» Problem
Copy out all lines in the data below containing the string "structured".

[Items from a figure collection]
-----

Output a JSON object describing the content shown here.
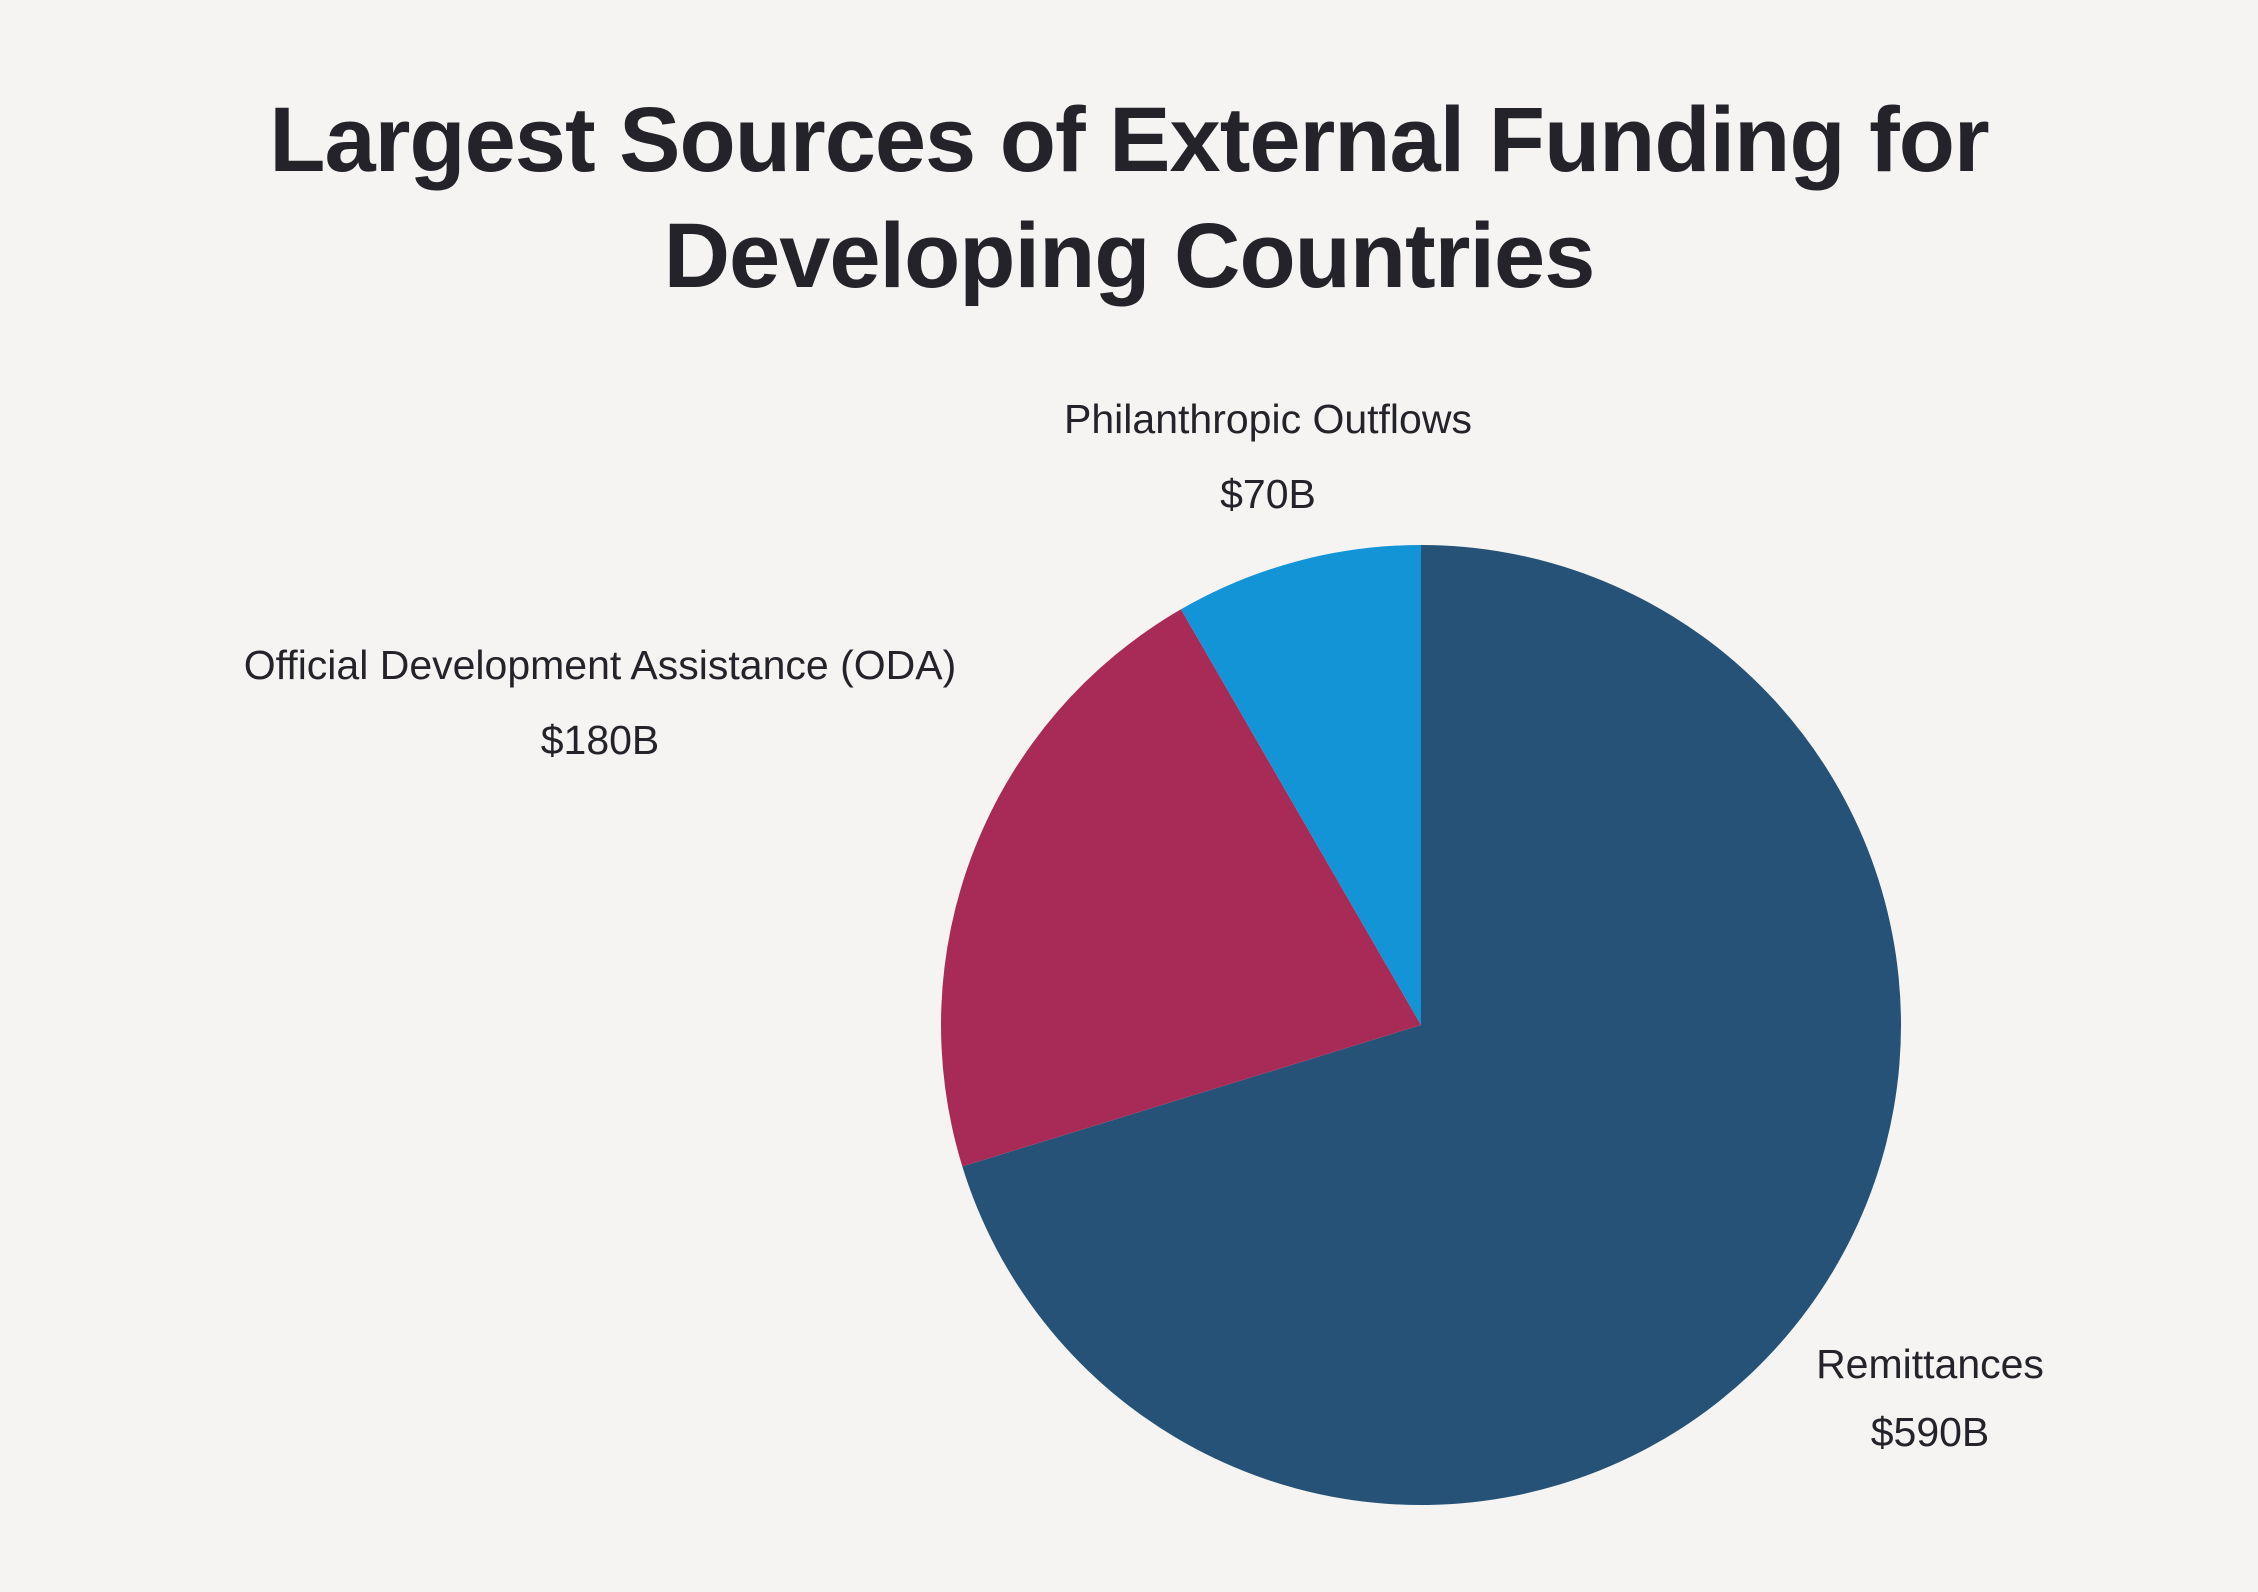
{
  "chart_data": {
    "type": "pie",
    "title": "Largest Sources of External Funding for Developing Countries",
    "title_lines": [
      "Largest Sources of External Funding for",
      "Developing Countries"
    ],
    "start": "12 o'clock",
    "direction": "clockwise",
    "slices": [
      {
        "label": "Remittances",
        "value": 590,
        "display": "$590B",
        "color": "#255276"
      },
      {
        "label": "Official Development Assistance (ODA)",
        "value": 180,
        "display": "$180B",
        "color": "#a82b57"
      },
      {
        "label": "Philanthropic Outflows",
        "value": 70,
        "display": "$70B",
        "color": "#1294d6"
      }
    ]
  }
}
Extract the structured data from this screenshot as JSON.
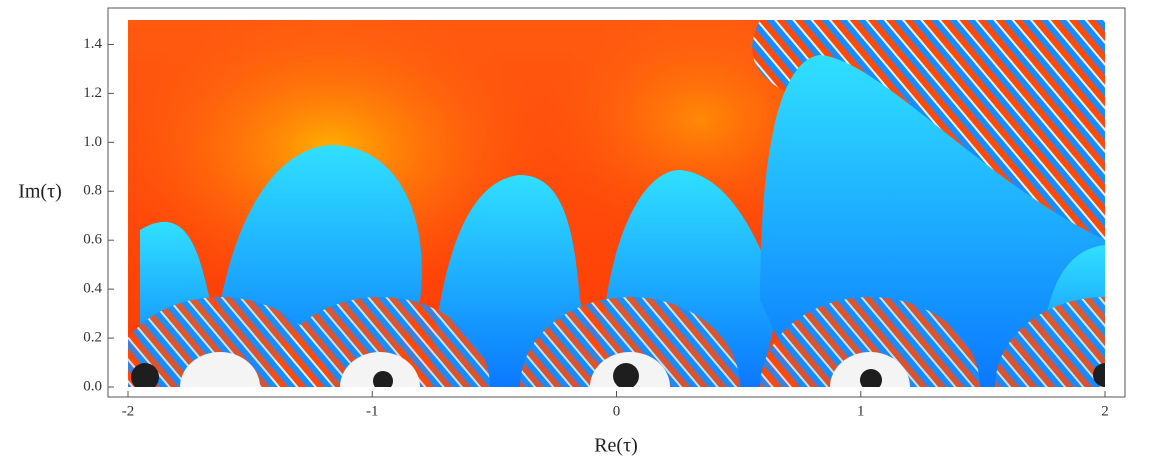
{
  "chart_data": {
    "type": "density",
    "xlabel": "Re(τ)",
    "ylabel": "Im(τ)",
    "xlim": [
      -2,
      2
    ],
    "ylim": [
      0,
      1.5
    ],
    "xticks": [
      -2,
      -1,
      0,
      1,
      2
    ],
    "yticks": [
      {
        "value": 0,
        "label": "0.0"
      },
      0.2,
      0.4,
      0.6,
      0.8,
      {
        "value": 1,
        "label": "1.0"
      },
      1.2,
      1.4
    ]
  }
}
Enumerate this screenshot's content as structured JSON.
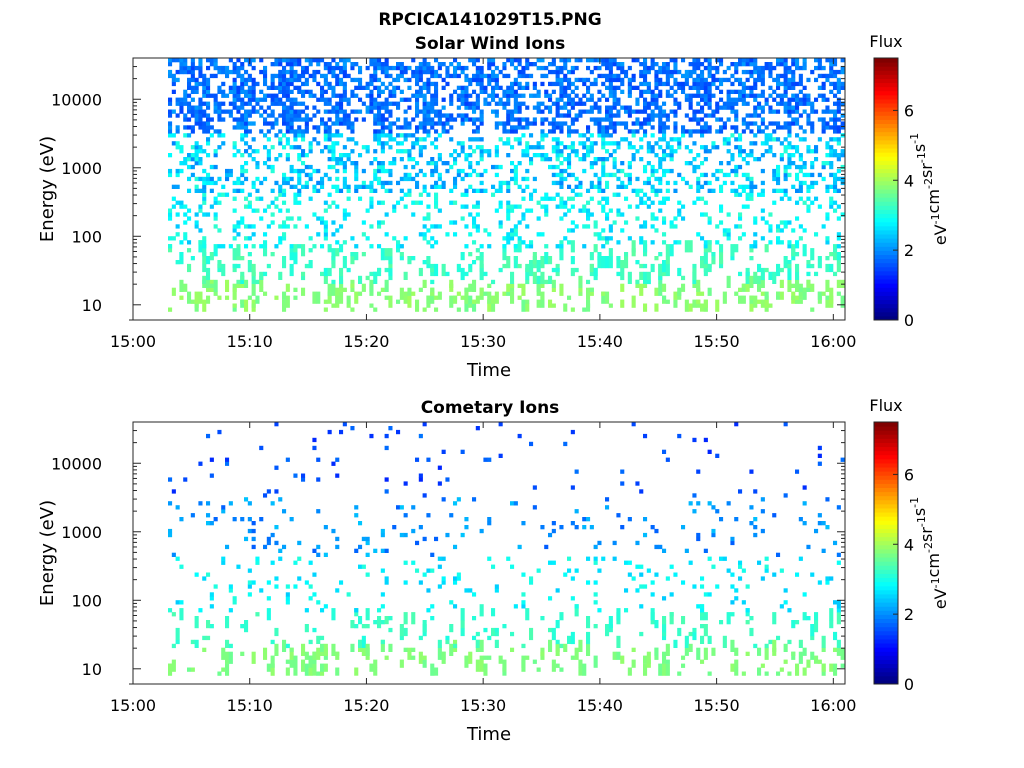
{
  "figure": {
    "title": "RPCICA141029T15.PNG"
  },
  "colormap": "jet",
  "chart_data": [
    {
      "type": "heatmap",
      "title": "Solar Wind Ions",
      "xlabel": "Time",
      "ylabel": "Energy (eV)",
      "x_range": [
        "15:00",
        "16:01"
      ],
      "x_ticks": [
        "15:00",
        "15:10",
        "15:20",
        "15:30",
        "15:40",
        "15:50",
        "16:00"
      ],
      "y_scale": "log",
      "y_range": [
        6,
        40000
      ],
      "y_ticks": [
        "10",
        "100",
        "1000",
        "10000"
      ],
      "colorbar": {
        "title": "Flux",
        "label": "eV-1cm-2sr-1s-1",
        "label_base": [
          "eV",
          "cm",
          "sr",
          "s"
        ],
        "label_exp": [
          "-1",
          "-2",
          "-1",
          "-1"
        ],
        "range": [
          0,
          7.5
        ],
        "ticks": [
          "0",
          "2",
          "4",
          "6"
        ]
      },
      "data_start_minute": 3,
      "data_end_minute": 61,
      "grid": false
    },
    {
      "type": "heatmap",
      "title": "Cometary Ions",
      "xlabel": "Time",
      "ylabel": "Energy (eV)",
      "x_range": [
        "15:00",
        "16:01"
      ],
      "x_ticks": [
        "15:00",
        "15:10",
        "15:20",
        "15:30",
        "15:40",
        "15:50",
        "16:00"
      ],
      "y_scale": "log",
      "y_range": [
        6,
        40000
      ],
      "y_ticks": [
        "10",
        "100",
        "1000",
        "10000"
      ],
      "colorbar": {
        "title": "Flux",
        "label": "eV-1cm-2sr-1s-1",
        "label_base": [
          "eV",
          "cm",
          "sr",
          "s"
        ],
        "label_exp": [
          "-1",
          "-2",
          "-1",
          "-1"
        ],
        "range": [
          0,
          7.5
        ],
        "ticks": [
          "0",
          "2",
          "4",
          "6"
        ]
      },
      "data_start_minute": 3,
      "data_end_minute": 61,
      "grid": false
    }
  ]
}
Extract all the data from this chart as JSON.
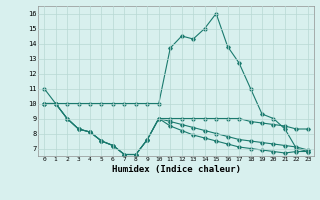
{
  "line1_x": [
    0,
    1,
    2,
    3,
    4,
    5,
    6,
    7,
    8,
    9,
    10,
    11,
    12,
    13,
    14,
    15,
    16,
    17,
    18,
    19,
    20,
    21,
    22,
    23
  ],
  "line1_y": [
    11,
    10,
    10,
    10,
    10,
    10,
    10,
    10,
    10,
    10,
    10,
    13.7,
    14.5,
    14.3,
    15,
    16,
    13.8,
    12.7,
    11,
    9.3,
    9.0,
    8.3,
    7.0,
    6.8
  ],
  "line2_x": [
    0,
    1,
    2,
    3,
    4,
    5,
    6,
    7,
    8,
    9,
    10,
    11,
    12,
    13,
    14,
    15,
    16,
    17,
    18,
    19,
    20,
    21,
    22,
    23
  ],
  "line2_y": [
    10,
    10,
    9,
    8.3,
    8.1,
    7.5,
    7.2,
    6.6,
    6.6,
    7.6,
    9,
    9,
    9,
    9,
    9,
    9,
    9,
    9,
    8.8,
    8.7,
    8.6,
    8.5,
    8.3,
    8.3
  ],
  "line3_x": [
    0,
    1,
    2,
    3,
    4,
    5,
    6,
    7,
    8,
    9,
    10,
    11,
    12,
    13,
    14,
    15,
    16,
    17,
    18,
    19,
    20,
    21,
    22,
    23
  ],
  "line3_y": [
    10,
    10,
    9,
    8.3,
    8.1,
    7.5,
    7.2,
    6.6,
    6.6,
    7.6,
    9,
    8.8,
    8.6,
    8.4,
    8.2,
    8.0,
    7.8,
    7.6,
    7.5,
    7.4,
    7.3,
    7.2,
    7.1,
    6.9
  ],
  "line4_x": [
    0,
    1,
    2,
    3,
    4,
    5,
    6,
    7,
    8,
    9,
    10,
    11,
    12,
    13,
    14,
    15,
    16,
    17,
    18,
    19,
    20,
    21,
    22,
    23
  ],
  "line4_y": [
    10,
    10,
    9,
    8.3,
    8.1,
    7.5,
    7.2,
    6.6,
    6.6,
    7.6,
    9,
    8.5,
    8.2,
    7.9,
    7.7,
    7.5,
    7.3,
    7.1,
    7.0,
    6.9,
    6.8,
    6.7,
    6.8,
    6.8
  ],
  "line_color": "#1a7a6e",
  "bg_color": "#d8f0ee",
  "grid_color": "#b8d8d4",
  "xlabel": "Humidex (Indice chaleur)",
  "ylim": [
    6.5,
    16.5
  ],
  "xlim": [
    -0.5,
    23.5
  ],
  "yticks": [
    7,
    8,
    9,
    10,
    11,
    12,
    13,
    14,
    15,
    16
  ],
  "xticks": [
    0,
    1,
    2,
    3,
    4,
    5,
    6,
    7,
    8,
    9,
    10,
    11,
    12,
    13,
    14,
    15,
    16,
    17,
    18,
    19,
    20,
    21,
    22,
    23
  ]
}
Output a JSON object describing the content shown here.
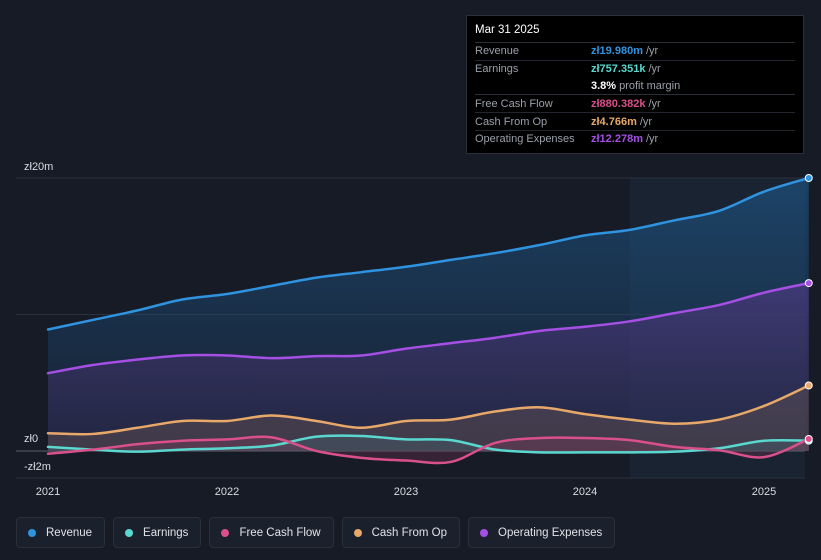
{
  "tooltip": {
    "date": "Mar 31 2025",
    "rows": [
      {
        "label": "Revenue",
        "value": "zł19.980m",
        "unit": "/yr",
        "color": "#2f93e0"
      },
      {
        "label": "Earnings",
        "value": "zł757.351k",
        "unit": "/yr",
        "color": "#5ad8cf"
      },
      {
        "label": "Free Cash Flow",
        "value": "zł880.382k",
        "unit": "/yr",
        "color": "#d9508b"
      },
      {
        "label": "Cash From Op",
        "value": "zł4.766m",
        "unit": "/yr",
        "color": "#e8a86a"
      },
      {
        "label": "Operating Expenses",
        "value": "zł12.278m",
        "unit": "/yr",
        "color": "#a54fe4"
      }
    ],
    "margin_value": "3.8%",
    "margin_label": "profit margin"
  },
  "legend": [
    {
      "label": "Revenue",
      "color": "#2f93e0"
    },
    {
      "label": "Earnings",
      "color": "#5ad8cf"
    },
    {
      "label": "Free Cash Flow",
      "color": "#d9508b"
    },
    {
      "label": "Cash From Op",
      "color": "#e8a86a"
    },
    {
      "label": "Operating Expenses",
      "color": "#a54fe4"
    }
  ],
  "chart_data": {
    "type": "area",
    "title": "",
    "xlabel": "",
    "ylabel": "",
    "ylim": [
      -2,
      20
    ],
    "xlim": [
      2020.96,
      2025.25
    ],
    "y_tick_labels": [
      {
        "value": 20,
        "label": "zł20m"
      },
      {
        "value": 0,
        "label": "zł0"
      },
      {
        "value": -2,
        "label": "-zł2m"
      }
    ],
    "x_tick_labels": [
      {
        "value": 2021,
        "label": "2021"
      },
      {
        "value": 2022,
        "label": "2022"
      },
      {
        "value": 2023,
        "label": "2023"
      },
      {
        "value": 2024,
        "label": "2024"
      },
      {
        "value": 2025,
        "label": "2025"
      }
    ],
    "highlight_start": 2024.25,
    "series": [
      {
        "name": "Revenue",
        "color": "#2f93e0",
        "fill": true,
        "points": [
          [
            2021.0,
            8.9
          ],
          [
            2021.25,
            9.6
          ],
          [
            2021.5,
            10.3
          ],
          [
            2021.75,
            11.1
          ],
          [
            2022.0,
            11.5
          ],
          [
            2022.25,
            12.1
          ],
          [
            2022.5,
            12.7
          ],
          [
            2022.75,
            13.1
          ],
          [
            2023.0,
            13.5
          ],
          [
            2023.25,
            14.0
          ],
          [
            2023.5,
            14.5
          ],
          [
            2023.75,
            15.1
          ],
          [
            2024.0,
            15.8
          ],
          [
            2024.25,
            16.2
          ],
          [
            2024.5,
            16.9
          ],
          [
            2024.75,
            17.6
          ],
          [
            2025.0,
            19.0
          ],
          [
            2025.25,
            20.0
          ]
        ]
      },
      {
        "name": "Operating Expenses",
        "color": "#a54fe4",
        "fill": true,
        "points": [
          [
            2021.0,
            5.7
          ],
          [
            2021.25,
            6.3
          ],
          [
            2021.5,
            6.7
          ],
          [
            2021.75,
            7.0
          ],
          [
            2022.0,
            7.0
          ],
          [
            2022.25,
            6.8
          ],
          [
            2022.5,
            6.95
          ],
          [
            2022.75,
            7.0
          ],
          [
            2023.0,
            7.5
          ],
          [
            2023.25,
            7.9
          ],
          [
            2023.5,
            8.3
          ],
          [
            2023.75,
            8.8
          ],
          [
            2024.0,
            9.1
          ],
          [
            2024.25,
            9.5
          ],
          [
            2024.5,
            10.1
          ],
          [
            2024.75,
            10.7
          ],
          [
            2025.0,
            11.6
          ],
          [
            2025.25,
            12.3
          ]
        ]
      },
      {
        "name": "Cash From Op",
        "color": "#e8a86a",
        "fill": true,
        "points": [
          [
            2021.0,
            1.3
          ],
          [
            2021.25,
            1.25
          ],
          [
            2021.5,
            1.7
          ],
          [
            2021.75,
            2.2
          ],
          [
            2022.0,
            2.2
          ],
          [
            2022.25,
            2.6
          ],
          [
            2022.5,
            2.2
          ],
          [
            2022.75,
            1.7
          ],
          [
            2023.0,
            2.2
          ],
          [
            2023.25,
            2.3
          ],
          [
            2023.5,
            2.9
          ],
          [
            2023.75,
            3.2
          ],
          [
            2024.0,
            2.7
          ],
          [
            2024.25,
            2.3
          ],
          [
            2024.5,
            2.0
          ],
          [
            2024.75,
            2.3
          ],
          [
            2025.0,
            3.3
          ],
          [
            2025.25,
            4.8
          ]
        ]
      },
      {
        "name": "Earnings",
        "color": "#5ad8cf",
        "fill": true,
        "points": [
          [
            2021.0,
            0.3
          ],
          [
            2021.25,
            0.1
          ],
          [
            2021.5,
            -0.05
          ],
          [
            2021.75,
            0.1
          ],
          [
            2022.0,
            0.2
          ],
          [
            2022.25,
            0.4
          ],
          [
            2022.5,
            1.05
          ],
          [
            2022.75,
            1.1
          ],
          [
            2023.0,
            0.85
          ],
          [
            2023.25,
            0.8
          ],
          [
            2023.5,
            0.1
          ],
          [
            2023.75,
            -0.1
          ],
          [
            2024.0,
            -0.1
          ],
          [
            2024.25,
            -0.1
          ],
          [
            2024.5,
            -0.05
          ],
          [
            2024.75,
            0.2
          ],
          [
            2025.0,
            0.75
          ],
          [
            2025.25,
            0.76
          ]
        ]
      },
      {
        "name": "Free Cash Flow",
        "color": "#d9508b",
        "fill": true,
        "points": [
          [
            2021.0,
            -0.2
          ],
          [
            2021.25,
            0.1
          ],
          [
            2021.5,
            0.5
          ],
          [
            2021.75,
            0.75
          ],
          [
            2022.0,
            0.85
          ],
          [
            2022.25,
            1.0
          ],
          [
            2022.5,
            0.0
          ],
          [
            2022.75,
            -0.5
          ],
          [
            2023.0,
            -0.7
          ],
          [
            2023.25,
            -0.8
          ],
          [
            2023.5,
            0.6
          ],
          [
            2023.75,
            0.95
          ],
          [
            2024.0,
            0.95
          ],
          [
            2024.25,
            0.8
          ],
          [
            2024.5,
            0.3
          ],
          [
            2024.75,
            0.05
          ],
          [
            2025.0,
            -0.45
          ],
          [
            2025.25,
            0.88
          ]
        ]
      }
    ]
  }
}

-----

» Result of the exercise
Extract the structured data from this screenshot as JSON.
Enumerate this screenshot's content as structured JSON.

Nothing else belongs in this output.